Stored entries:
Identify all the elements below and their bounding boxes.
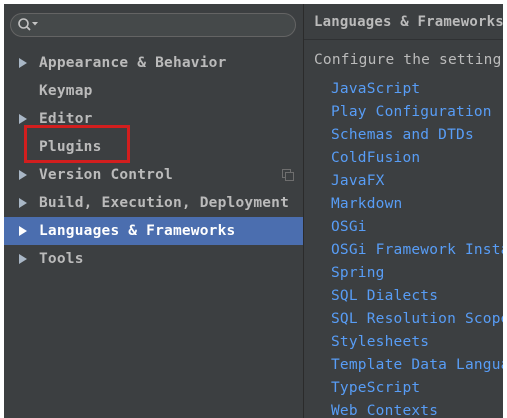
link-javascript[interactable]: JavaScript (331, 78, 503, 101)
tree-item-label: Appearance & Behavior (39, 55, 227, 71)
link-play-configuration[interactable]: Play Configuration (331, 101, 503, 124)
tree-item-label: Tools (39, 251, 84, 267)
link-spring[interactable]: Spring (331, 262, 503, 285)
expand-arrow-icon[interactable] (19, 58, 27, 68)
search-icon[interactable] (17, 17, 39, 33)
tree-item-label: Keymap (39, 83, 93, 99)
link-osgi[interactable]: OSGi (331, 216, 503, 239)
title-divider (304, 39, 503, 40)
settings-dialog: Appearance & Behavior Keymap Editor Plug… (4, 4, 503, 418)
tree-item-version-control[interactable]: Version Control (4, 161, 303, 189)
tree-item-label: Languages & Frameworks (39, 223, 236, 239)
search-input[interactable] (41, 16, 286, 34)
tree-item-languages-frameworks[interactable]: Languages & Frameworks (4, 217, 303, 245)
link-osgi-framework-instances[interactable]: OSGi Framework Instances (331, 239, 503, 262)
expand-arrow-icon[interactable] (19, 198, 27, 208)
tree-item-keymap[interactable]: Keymap (4, 77, 303, 105)
tree-item-build-execution-deployment[interactable]: Build, Execution, Deployment (4, 189, 303, 217)
link-javafx[interactable]: JavaFX (331, 170, 503, 193)
subpage-link-list: JavaScript Play Configuration Schemas an… (331, 78, 503, 418)
panel-title: Languages & Frameworks (314, 14, 503, 30)
search-box[interactable] (10, 13, 296, 37)
expand-arrow-icon[interactable] (19, 254, 27, 264)
link-web-contexts[interactable]: Web Contexts (331, 400, 503, 418)
settings-tree-panel: Appearance & Behavior Keymap Editor Plug… (4, 4, 303, 418)
link-sql-dialects[interactable]: SQL Dialects (331, 285, 503, 308)
link-typescript[interactable]: TypeScript (331, 377, 503, 400)
tree-item-tools[interactable]: Tools (4, 245, 303, 273)
plugins-highlight-box (24, 125, 130, 163)
tree-item-label: Version Control (39, 167, 173, 183)
copy-icon (282, 169, 294, 181)
settings-content-panel: Languages & Frameworks Configure the set… (304, 4, 503, 418)
link-sql-resolution-scopes[interactable]: SQL Resolution Scopes (331, 308, 503, 331)
link-schemas-dtds[interactable]: Schemas and DTDs (331, 124, 503, 147)
expand-arrow-icon[interactable] (19, 170, 27, 180)
link-markdown[interactable]: Markdown (331, 193, 503, 216)
link-coldfusion[interactable]: ColdFusion (331, 147, 503, 170)
expand-arrow-icon[interactable] (19, 114, 27, 124)
tree-item-appearance-behavior[interactable]: Appearance & Behavior (4, 49, 303, 77)
tree-item-label: Build, Execution, Deployment (39, 195, 290, 211)
link-template-data-languages[interactable]: Template Data Languages (331, 354, 503, 377)
expand-arrow-icon[interactable] (19, 226, 27, 236)
link-stylesheets[interactable]: Stylesheets (331, 331, 503, 354)
panel-description: Configure the settings (314, 52, 503, 68)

→ STATED TASK
Rewrite all of the records with every "Languages & Frameworks" changed to "Languages and Frameworks", keeping everything else the same and leaving out the pictures.

→ WORKED SOLUTION
Identify all the elements below and their bounding boxes.
link-javascript[interactable]: JavaScript (331, 78, 503, 101)
tree-item-label: Appearance & Behavior (39, 55, 227, 71)
link-play-configuration[interactable]: Play Configuration (331, 101, 503, 124)
tree-item-label: Tools (39, 251, 84, 267)
link-spring[interactable]: Spring (331, 262, 503, 285)
expand-arrow-icon[interactable] (19, 58, 27, 68)
search-icon[interactable] (17, 17, 39, 33)
tree-item-label: Keymap (39, 83, 93, 99)
link-osgi[interactable]: OSGi (331, 216, 503, 239)
title-divider (304, 39, 503, 40)
settings-dialog: Appearance & Behavior Keymap Editor Plug… (4, 4, 503, 418)
tree-item-version-control[interactable]: Version Control (4, 161, 303, 189)
tree-item-label: Languages and Frameworks (39, 223, 236, 239)
search-input[interactable] (41, 16, 286, 34)
tree-item-languages-frameworks[interactable]: Languages and Frameworks (4, 217, 303, 245)
link-osgi-framework-instances[interactable]: OSGi Framework Instances (331, 239, 503, 262)
expand-arrow-icon[interactable] (19, 198, 27, 208)
tree-item-keymap[interactable]: Keymap (4, 77, 303, 105)
tree-item-build-execution-deployment[interactable]: Build, Execution, Deployment (4, 189, 303, 217)
link-javafx[interactable]: JavaFX (331, 170, 503, 193)
subpage-link-list: JavaScript Play Configuration Schemas an… (331, 78, 503, 418)
panel-title: Languages and Frameworks (314, 14, 503, 30)
search-box[interactable] (10, 13, 296, 37)
expand-arrow-icon[interactable] (19, 254, 27, 264)
link-web-contexts[interactable]: Web Contexts (331, 400, 503, 418)
settings-tree-panel: Appearance & Behavior Keymap Editor Plug… (4, 4, 303, 418)
link-sql-dialects[interactable]: SQL Dialects (331, 285, 503, 308)
link-typescript[interactable]: TypeScript (331, 377, 503, 400)
tree-item-tools[interactable]: Tools (4, 245, 303, 273)
plugins-highlight-box (24, 125, 130, 163)
tree-item-label: Version Control (39, 167, 173, 183)
copy-icon (282, 169, 294, 181)
settings-content-panel: Languages and Frameworks Configure the set… (304, 4, 503, 418)
link-sql-resolution-scopes[interactable]: SQL Resolution Scopes (331, 308, 503, 331)
link-schemas-dtds[interactable]: Schemas and DTDs (331, 124, 503, 147)
expand-arrow-icon[interactable] (19, 170, 27, 180)
link-markdown[interactable]: Markdown (331, 193, 503, 216)
link-coldfusion[interactable]: ColdFusion (331, 147, 503, 170)
expand-arrow-icon[interactable] (19, 114, 27, 124)
tree-item-appearance-behavior[interactable]: Appearance & Behavior (4, 49, 303, 77)
tree-item-label: Build, Execution, Deployment (39, 195, 290, 211)
link-template-data-languages[interactable]: Template Data Languages (331, 354, 503, 377)
expand-arrow-icon[interactable] (19, 226, 27, 236)
link-stylesheets[interactable]: Stylesheets (331, 331, 503, 354)
panel-description: Configure the settings (314, 52, 503, 68)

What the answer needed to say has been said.